EXERCISE OBJECTIVE:
Return, word for word, the lines that begin at the very first one and stop after the line containing "birthday-countdown: DANS 72", keeping both ends.

RECORDS SHOWN:

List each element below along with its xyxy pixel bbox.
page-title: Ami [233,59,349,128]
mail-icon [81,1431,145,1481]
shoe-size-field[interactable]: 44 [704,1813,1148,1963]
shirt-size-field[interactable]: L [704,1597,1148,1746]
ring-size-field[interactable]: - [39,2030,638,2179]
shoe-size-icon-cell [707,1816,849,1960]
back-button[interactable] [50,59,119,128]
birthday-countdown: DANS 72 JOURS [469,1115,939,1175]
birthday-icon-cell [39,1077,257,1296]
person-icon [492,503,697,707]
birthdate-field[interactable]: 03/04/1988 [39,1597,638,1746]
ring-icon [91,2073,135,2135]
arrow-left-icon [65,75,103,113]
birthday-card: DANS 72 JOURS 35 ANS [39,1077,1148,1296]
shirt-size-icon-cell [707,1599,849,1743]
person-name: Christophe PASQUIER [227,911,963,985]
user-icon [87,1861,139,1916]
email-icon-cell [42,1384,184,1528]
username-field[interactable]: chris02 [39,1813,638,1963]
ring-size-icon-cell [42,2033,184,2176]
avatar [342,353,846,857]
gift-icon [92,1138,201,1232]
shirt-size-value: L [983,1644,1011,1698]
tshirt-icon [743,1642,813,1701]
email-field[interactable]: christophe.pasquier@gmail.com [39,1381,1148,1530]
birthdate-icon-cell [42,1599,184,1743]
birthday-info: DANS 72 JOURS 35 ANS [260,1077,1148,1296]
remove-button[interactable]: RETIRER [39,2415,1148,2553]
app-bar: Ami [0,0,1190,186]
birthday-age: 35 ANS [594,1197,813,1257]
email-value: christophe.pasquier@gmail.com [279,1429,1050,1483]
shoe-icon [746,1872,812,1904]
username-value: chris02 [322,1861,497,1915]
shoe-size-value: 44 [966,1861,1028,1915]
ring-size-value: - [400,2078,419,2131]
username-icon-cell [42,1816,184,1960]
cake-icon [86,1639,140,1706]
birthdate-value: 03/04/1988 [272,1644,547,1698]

COMPLETED EXERCISE:
List each element below along with its xyxy pixel bbox.
page-title: Ami [233,59,349,128]
mail-icon [81,1431,145,1481]
shoe-size-field[interactable]: 44 [704,1813,1148,1963]
shirt-size-field[interactable]: L [704,1597,1148,1746]
ring-size-field[interactable]: - [39,2030,638,2179]
shoe-size-icon-cell [707,1816,849,1960]
back-button[interactable] [50,59,119,128]
birthday-countdown: DANS 72 JOURS [469,1115,939,1175]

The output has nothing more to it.